▸ **AVAILABLE RECORDS**

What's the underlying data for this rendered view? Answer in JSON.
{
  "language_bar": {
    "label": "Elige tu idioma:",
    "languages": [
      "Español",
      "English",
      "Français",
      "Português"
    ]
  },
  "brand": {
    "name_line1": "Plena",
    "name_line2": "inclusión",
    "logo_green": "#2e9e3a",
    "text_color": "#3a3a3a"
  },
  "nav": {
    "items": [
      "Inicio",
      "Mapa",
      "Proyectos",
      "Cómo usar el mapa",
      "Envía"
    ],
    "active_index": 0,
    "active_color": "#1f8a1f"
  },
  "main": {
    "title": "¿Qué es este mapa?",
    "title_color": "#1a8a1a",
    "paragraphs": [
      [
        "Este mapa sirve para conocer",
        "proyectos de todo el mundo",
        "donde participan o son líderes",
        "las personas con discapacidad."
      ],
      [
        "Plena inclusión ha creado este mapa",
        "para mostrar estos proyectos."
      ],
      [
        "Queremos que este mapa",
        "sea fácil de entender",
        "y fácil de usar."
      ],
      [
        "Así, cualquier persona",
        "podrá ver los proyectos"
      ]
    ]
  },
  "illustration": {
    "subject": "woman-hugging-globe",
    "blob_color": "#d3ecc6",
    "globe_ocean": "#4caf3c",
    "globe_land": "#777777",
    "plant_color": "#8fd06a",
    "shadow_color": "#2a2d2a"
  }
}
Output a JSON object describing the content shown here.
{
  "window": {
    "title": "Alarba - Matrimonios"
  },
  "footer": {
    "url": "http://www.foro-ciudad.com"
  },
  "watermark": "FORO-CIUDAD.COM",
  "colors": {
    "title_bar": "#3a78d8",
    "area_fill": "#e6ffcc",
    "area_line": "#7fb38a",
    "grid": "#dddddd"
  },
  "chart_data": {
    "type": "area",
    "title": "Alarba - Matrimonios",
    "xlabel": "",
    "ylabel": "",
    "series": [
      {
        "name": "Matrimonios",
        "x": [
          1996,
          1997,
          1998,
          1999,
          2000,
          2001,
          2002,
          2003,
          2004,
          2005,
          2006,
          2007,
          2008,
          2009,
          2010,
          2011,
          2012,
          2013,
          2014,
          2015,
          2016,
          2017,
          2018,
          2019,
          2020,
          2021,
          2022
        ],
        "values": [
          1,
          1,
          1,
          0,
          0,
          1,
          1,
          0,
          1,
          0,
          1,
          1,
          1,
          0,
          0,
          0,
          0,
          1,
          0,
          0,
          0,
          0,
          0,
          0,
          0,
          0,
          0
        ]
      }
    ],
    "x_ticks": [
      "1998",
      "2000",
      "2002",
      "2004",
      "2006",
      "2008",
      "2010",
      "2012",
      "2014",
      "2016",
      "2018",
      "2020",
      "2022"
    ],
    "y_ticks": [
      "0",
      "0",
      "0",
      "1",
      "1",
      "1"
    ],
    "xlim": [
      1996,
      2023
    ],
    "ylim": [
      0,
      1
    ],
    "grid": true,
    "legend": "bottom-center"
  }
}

▸ **DIRECTIVE**
Go through the listing and print each line exactly as it appears.

▸ **EXERCISE RESULT**
What's the underlying data for this rendered view? Answer in JSON.
{
  "language_bar": {
    "label": "Elige tu idioma:",
    "languages": [
      "Español",
      "English",
      "Français",
      "Português"
    ]
  },
  "brand": {
    "name_line1": "Plena",
    "name_line2": "inclusión",
    "logo_green": "#2e9e3a",
    "text_color": "#3a3a3a"
  },
  "nav": {
    "items": [
      "Inicio",
      "Mapa",
      "Proyectos",
      "Cómo usar el mapa",
      "Envía"
    ],
    "active_index": 0,
    "active_color": "#1f8a1f"
  },
  "main": {
    "title": "¿Qué es este mapa?",
    "title_color": "#1a8a1a",
    "paragraphs": [
      [
        "Este mapa sirve para conocer",
        "proyectos de todo el mundo",
        "donde participan o son líderes",
        "las personas con discapacidad."
      ],
      [
        "Plena inclusión ha creado este mapa",
        "para mostrar estos proyectos."
      ],
      [
        "Queremos que este mapa",
        "sea fácil de entender",
        "y fácil de usar."
      ],
      [
        "Así, cualquier persona",
        "podrá ver los proyectos"
      ]
    ]
  },
  "illustration": {
    "subject": "woman-hugging-globe",
    "blob_color": "#d3ecc6",
    "globe_ocean": "#4caf3c",
    "globe_land": "#777777",
    "plant_color": "#8fd06a",
    "shadow_color": "#2a2d2a"
  }
}
Output a JSON object describing the content shown here.
{
  "window": {
    "title": "Alarba - Matrimonios"
  },
  "footer": {
    "url": "http://www.foro-ciudad.com"
  },
  "watermark": "FORO-CIUDAD.COM",
  "colors": {
    "title_bar": "#3a78d8",
    "area_fill": "#e6ffcc",
    "area_line": "#7fb38a",
    "grid": "#dddddd"
  },
  "chart_data": {
    "type": "area",
    "title": "Alarba - Matrimonios",
    "xlabel": "",
    "ylabel": "",
    "series": [
      {
        "name": "Matrimonios",
        "x": [
          1996,
          1997,
          1998,
          1999,
          2000,
          2001,
          2002,
          2003,
          2004,
          2005,
          2006,
          2007,
          2008,
          2009,
          2010,
          2011,
          2012,
          2013,
          2014,
          2015,
          2016,
          2017,
          2018,
          2019,
          2020,
          2021,
          2022
        ],
        "values": [
          1,
          1,
          1,
          0,
          0,
          1,
          1,
          0,
          1,
          0,
          1,
          1,
          1,
          0,
          0,
          0,
          0,
          1,
          0,
          0,
          0,
          0,
          0,
          0,
          0,
          0,
          0
        ]
      }
    ],
    "x_ticks": [
      "1998",
      "2000",
      "2002",
      "2004",
      "2006",
      "2008",
      "2010",
      "2012",
      "2014",
      "2016",
      "2018",
      "2020",
      "2022"
    ],
    "y_ticks": [
      "0",
      "0",
      "0",
      "1",
      "1",
      "1"
    ],
    "xlim": [
      1996,
      2023
    ],
    "ylim": [
      0,
      1
    ],
    "grid": true,
    "legend": "bottom-center"
  }
}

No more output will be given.